REQUIRED WORK
Look through the data and write out every line with the word "subtitle" in it.

SUPPLIED DATA
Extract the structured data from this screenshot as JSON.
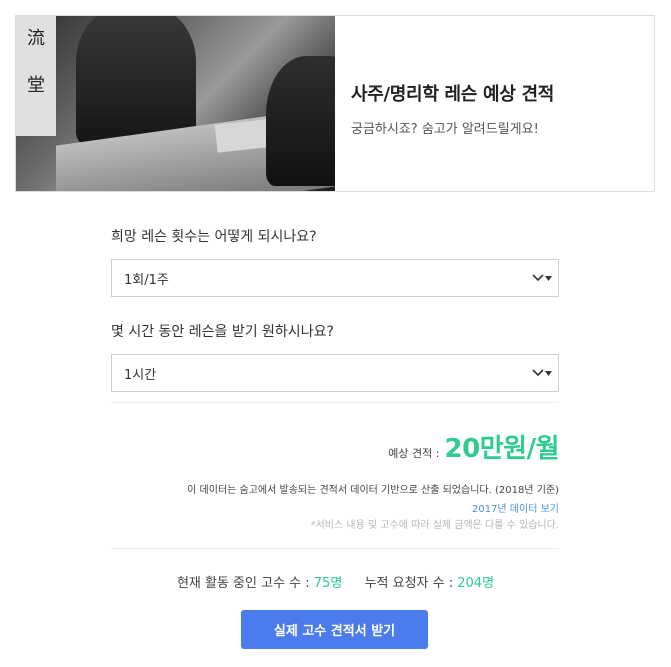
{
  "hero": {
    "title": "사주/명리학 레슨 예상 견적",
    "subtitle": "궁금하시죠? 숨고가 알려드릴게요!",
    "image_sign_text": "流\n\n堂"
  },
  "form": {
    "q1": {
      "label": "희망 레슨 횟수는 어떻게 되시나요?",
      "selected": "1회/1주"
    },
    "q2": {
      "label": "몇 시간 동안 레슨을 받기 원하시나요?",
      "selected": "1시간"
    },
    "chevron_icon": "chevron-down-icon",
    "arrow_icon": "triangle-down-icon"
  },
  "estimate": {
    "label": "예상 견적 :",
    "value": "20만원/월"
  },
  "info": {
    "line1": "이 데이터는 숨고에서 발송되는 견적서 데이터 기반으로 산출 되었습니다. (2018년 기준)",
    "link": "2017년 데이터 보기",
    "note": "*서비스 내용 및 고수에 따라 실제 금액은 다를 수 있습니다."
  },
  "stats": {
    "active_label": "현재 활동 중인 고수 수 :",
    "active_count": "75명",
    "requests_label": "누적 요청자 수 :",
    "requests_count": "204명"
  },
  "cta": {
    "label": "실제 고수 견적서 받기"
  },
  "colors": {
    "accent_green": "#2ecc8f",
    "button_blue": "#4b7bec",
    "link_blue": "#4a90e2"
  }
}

==

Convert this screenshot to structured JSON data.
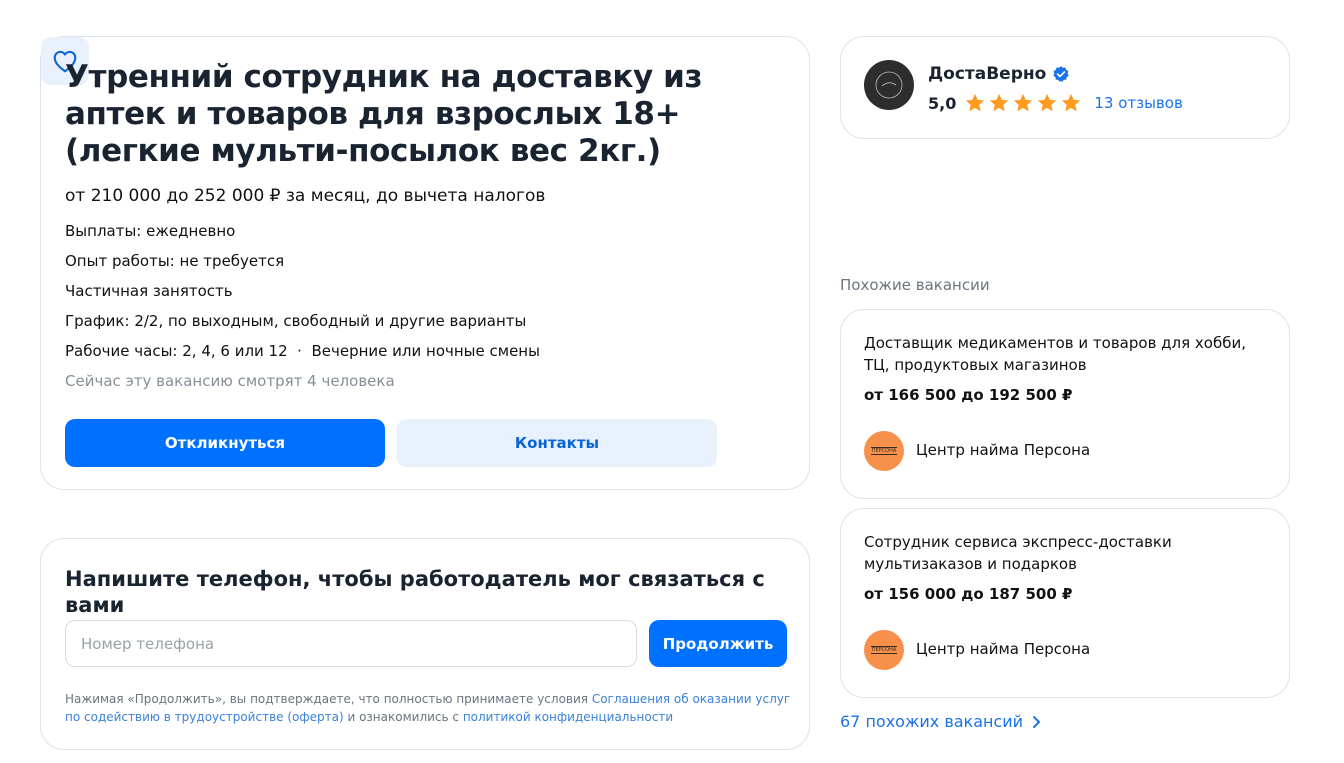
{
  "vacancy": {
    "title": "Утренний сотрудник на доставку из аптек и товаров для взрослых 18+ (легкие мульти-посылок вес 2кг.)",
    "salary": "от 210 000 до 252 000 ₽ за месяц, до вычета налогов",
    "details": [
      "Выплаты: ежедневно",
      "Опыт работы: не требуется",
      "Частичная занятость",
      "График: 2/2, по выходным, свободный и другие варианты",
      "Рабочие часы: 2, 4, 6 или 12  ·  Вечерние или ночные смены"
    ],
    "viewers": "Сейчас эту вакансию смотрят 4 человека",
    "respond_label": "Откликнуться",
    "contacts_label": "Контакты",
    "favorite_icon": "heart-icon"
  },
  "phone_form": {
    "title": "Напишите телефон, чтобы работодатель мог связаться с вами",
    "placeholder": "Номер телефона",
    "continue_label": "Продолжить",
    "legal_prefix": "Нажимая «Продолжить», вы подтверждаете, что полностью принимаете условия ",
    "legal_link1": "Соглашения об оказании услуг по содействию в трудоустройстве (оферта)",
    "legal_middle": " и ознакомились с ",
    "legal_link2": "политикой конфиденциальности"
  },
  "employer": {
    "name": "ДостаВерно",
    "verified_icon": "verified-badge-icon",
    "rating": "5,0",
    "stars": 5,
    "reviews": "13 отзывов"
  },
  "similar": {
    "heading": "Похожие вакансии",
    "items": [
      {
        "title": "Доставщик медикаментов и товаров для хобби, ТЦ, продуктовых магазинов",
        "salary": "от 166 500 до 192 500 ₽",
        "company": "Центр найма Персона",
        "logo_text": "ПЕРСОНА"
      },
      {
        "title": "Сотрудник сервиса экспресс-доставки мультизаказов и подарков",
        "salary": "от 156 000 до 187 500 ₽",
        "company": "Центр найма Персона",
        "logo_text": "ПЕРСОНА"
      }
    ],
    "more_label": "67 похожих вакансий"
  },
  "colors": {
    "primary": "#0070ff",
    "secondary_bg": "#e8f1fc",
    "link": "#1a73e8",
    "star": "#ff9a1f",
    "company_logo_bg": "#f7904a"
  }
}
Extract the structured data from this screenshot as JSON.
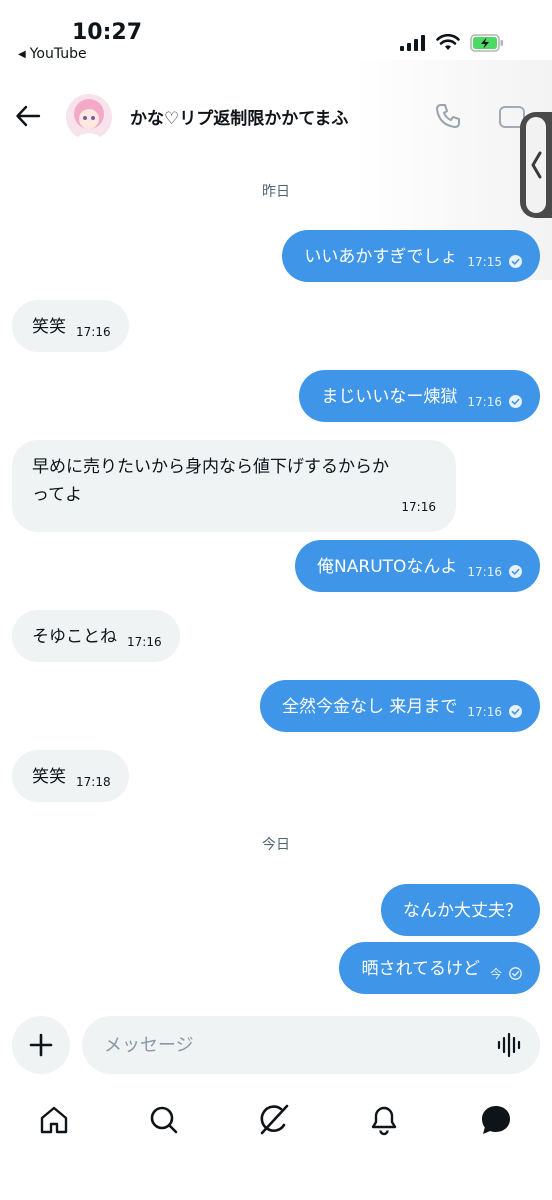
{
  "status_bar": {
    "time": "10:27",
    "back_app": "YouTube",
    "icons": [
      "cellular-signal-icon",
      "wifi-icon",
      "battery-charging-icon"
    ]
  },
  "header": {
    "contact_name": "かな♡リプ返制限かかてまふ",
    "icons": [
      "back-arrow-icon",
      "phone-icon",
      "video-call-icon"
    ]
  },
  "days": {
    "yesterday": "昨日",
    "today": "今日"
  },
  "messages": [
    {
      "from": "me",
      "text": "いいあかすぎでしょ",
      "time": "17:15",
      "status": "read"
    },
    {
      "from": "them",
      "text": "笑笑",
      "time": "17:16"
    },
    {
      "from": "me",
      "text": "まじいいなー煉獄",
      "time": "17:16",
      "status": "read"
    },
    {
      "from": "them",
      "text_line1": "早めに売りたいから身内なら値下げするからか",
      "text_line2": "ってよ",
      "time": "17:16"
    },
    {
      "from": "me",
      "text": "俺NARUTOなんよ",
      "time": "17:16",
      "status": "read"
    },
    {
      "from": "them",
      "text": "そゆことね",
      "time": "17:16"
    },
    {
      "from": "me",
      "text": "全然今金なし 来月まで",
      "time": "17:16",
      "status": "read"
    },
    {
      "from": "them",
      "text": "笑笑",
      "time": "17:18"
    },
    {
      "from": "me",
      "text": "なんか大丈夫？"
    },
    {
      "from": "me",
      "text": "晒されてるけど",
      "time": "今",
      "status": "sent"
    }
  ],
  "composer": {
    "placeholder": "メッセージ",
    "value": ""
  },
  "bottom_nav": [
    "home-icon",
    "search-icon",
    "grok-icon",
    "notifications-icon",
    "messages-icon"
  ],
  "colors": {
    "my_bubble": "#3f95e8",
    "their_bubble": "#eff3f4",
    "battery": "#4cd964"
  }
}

--

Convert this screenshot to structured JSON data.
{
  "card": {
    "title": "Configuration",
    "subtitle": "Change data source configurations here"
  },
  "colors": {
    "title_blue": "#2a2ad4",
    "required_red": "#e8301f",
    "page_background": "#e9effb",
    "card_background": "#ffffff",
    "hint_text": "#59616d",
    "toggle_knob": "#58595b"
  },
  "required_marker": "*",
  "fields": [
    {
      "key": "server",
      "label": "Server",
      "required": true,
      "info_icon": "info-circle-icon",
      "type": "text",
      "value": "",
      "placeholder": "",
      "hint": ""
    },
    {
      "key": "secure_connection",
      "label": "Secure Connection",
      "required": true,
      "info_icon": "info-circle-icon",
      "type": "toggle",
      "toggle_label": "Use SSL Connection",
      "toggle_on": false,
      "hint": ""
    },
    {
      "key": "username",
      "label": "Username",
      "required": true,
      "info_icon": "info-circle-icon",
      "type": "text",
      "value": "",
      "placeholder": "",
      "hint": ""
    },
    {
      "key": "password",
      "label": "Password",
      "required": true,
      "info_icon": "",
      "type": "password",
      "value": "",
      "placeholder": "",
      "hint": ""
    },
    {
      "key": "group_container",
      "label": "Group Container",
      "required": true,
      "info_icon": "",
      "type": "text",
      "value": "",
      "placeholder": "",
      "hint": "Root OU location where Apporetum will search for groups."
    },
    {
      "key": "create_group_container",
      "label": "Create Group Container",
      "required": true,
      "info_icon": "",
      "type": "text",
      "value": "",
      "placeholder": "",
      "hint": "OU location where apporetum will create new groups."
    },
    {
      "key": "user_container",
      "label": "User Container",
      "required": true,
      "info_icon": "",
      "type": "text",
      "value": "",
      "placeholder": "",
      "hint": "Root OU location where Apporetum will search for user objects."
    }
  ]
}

RESULT
    "subtitle": "궁금하시죠? 숨고가 알려드릴게요!",
    "subtitle": "Change data source configurations here"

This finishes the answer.